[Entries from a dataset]
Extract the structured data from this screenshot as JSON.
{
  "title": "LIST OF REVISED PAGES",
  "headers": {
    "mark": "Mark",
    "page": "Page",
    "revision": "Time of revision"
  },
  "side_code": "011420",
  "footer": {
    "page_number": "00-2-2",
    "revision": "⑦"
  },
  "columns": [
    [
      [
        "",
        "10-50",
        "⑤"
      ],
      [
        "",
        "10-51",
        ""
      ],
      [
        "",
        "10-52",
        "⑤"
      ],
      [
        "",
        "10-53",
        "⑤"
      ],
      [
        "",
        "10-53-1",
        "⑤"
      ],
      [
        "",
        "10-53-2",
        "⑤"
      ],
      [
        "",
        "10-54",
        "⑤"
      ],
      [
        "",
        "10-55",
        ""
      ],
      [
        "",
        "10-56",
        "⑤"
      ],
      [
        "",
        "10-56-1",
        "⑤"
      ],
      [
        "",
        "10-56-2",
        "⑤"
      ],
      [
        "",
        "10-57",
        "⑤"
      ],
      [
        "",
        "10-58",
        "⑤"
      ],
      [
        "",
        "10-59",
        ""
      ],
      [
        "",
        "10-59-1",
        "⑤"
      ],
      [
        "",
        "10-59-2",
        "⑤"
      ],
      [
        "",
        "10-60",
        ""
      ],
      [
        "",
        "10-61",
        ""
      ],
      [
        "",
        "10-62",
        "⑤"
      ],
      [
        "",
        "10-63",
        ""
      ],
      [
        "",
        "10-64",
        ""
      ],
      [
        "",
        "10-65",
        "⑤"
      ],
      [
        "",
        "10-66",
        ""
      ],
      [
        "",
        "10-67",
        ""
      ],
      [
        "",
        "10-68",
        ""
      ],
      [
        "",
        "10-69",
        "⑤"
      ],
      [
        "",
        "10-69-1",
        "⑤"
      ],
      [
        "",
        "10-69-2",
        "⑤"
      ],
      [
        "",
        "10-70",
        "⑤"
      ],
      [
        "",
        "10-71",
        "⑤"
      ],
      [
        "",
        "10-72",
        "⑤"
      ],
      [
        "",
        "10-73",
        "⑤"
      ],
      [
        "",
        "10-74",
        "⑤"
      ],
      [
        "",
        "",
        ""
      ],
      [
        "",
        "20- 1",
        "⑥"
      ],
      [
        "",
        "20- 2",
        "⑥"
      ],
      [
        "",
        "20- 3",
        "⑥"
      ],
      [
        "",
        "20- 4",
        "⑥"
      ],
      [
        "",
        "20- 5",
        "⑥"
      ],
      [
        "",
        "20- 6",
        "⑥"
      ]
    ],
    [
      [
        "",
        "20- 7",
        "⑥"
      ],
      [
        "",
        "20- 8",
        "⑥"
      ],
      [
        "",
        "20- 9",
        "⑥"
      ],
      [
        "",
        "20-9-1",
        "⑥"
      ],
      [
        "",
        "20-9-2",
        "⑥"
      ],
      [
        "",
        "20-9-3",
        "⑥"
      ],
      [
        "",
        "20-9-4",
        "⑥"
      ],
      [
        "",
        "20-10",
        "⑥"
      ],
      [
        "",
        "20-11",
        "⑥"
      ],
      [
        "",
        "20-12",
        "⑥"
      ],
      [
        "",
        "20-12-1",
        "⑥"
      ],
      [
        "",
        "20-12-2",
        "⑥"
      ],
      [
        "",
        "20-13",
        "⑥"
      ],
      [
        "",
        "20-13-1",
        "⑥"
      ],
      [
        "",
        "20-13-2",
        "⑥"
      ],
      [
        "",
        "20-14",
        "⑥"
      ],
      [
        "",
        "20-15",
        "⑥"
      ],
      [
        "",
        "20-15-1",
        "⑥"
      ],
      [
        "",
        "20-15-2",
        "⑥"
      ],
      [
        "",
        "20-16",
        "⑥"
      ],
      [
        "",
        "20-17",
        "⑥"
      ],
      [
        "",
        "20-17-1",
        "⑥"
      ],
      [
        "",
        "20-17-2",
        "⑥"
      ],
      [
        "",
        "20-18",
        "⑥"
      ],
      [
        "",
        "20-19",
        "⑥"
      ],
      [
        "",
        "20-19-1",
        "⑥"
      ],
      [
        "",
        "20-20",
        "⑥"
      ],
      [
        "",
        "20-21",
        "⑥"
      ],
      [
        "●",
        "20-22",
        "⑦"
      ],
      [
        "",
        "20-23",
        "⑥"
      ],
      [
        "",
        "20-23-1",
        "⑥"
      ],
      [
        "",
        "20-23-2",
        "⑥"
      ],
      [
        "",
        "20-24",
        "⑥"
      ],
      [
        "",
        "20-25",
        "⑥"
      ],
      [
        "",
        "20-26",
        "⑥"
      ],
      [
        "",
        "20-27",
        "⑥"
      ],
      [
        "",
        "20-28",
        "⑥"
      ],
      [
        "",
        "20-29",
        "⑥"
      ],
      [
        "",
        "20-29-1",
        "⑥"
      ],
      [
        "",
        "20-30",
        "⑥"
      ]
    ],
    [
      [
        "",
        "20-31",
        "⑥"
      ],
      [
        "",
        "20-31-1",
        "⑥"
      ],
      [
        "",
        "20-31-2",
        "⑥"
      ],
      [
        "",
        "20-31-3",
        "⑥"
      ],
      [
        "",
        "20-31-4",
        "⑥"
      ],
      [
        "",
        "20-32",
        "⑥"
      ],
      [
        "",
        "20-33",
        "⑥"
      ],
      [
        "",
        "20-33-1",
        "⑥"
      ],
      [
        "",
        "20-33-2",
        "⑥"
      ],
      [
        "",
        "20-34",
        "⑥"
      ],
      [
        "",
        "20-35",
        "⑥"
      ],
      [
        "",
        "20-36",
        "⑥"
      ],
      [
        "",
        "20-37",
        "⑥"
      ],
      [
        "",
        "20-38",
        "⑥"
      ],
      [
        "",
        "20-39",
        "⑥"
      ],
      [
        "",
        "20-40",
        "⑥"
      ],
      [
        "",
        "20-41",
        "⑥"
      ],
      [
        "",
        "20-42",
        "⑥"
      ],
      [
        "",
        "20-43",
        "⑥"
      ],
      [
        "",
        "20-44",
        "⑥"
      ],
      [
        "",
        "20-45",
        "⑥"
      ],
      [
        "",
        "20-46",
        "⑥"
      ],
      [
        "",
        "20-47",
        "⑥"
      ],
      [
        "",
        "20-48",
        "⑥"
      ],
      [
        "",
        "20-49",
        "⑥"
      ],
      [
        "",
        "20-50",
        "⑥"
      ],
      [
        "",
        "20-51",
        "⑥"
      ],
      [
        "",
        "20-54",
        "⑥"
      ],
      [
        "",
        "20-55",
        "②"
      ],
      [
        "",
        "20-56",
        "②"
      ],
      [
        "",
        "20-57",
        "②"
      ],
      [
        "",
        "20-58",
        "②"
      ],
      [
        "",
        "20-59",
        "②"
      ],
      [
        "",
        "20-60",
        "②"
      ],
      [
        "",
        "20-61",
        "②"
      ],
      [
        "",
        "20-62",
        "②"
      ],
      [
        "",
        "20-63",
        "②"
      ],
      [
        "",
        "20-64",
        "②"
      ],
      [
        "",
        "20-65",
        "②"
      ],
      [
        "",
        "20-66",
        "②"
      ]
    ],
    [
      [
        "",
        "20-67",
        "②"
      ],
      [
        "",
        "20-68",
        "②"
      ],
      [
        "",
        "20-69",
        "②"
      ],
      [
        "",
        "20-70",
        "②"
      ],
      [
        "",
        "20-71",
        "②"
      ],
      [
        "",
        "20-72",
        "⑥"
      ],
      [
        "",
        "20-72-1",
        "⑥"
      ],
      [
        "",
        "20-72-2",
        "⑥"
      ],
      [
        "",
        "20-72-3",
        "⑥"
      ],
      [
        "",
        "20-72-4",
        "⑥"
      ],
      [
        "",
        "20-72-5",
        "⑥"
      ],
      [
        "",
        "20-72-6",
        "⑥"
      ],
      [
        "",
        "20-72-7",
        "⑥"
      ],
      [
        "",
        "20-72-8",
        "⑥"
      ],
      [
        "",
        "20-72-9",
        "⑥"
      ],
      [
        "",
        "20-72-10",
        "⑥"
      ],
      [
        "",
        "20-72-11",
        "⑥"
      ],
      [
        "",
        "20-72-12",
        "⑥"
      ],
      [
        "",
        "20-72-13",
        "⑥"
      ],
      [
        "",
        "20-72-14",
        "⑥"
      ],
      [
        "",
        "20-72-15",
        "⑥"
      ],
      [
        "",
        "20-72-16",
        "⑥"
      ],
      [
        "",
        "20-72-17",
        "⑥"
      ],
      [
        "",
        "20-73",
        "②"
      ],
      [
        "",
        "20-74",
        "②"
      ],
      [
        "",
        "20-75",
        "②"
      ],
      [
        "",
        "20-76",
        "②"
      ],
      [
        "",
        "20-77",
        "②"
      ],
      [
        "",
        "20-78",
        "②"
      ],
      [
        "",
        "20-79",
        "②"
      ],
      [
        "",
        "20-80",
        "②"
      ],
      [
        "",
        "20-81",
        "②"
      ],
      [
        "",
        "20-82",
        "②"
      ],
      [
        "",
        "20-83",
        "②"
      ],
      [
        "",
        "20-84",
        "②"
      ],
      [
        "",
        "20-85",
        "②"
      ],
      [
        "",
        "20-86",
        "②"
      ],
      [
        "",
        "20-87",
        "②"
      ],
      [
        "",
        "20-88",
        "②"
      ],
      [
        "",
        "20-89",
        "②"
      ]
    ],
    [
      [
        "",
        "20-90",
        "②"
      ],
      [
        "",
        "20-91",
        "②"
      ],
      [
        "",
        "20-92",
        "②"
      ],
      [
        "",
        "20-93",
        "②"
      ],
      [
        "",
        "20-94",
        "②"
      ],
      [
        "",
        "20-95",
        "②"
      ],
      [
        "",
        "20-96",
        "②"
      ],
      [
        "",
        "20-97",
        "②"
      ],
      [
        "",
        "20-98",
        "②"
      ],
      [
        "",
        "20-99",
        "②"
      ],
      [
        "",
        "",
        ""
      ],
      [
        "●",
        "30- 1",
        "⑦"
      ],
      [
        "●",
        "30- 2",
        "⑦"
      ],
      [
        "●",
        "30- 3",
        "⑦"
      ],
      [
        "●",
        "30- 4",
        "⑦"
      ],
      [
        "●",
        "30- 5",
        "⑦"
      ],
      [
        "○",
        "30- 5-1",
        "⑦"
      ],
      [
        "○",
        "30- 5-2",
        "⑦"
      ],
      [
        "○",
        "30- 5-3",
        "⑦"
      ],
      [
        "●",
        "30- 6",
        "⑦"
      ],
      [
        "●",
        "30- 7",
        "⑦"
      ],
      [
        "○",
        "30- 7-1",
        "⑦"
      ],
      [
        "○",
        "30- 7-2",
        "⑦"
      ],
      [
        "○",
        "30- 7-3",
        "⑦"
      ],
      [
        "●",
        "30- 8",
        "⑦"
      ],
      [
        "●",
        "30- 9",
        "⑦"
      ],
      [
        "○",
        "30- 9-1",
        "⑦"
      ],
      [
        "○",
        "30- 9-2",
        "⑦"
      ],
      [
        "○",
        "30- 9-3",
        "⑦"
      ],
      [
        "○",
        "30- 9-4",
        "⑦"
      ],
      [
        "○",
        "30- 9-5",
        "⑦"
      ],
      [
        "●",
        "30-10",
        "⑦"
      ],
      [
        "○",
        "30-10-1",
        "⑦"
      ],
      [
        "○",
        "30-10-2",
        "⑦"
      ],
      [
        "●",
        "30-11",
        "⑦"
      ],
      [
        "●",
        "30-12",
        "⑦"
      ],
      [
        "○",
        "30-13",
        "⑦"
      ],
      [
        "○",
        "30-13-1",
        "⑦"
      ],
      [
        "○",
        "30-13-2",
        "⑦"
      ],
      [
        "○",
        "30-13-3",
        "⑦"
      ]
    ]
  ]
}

> [WORK TO DO] Read the entries and show each line that mentions "revision".

> [OUTPUT OF THE EXERCISE]
    "revision": "Time of revision"
    "revision": "⑦"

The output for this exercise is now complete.